* EXERCISE DETAILS
Pull out every line from the listing that has the word "source".

** start ROWS **

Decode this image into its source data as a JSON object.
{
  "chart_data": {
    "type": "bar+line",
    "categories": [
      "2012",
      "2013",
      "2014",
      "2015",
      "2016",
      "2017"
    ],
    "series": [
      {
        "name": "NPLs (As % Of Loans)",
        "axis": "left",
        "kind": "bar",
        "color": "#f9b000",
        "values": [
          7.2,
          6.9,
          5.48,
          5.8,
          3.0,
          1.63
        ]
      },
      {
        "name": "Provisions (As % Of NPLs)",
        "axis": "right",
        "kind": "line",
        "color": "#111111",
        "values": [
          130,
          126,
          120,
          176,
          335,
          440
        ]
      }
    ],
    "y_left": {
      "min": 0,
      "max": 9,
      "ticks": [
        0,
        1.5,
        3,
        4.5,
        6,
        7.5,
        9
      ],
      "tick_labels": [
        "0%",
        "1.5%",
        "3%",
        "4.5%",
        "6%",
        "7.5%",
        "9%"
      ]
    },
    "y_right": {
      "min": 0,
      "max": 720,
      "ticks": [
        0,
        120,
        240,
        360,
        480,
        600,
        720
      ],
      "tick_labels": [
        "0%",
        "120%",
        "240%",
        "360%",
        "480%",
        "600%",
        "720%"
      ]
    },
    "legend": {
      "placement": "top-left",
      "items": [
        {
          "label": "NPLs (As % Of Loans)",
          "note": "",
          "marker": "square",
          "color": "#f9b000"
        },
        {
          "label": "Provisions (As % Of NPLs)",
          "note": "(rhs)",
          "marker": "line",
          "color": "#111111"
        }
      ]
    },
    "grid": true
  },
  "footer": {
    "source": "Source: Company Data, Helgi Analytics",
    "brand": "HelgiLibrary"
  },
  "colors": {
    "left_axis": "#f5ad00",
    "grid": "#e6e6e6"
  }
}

** end ROWS **

* ANSWER FOR THE TASK
Decode this image into its source data as a JSON object.
    "source": "Source: Company Data, Helgi Analytics",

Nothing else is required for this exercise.